### Given task
Find every line containing the word "Antal" in the records below; report only how many there are.

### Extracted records
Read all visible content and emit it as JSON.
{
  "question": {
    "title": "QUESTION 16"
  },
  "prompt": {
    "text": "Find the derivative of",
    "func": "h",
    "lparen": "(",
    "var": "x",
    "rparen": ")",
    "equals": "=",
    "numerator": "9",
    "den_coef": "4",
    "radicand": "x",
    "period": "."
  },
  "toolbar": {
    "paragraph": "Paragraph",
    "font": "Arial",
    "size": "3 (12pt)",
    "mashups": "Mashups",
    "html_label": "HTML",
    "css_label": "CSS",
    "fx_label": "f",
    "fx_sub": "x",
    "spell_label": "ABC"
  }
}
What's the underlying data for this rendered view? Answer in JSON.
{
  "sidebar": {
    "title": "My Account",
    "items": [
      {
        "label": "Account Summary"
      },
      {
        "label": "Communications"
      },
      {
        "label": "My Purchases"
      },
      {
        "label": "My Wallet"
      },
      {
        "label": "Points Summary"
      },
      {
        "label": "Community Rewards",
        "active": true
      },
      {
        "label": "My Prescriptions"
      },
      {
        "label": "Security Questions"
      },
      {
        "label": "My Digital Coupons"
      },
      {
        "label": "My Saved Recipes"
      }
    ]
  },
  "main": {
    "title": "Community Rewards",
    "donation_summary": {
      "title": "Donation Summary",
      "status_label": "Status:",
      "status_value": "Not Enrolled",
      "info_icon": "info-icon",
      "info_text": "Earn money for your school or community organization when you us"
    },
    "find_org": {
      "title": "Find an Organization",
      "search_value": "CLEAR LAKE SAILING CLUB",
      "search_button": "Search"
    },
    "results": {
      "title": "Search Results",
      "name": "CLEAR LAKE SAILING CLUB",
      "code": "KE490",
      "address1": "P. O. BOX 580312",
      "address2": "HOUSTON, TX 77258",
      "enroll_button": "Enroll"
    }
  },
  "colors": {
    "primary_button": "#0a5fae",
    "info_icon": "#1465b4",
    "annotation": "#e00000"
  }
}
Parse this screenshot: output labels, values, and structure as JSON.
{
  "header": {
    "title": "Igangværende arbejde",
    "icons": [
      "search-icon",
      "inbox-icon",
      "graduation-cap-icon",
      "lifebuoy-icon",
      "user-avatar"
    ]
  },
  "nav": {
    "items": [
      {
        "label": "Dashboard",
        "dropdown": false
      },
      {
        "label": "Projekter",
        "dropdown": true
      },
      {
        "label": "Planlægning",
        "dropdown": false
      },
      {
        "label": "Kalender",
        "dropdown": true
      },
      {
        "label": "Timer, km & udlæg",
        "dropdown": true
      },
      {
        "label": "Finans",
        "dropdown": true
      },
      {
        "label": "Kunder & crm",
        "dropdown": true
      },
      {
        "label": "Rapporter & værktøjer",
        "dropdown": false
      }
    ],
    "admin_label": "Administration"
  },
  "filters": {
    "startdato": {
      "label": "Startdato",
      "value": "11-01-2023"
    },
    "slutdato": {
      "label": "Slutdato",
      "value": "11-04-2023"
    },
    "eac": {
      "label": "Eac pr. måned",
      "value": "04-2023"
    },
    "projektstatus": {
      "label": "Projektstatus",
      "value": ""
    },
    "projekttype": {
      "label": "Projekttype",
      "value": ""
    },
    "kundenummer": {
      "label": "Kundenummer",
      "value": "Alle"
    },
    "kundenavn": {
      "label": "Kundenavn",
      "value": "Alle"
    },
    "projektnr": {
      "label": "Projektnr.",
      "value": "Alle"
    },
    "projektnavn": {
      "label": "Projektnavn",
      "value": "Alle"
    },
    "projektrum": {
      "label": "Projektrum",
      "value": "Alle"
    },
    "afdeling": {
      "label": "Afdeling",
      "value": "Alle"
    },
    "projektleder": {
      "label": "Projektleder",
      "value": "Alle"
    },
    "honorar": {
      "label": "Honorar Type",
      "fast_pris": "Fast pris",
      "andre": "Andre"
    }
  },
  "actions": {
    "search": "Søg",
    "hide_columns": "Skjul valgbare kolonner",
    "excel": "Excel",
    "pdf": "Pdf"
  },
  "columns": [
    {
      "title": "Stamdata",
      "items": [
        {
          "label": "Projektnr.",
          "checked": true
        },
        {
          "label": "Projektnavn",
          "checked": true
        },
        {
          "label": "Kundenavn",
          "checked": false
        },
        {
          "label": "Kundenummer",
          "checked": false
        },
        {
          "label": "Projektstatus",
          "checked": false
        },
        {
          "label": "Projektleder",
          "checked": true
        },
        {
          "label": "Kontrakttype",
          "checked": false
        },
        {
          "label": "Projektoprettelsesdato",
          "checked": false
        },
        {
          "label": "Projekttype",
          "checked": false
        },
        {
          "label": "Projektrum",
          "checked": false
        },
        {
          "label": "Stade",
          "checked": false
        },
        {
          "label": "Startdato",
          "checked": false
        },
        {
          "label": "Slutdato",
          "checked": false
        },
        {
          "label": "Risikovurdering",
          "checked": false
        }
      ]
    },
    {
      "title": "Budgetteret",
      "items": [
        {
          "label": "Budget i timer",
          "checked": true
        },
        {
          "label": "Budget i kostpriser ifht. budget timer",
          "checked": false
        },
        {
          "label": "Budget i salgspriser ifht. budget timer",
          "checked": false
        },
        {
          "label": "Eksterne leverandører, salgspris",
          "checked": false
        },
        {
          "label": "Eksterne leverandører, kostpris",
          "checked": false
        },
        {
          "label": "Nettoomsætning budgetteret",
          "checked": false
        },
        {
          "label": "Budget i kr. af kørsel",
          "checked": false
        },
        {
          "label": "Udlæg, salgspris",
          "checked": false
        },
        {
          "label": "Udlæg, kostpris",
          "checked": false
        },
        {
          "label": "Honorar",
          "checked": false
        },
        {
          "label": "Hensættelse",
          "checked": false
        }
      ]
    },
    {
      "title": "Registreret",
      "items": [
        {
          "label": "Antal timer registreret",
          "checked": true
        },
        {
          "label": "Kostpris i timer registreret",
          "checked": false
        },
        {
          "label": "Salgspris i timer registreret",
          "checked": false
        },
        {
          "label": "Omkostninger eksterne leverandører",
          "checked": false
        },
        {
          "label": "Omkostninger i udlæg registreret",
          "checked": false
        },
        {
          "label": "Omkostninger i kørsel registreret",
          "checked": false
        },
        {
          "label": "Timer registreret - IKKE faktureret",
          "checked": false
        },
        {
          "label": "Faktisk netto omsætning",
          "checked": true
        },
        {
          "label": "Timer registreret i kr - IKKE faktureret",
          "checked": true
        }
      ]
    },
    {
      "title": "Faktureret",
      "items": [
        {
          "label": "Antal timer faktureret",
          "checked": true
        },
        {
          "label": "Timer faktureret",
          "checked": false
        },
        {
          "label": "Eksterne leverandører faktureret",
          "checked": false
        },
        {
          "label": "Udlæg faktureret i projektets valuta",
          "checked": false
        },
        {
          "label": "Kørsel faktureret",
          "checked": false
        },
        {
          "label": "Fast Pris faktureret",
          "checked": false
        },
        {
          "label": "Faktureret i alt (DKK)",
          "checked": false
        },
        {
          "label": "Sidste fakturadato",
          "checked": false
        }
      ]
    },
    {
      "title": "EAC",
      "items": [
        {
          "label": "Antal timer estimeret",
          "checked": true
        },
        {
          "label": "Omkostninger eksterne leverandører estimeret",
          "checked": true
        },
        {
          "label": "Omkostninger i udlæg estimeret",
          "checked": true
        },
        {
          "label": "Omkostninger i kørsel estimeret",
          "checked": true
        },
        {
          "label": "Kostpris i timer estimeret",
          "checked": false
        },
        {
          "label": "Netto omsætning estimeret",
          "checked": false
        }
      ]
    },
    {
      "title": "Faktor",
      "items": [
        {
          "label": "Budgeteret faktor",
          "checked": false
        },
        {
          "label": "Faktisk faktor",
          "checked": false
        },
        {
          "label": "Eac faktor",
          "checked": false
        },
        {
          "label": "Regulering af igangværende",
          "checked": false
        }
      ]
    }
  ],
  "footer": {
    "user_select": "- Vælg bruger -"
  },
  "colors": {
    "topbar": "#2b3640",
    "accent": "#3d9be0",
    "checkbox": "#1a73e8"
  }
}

### Result for this exercise
3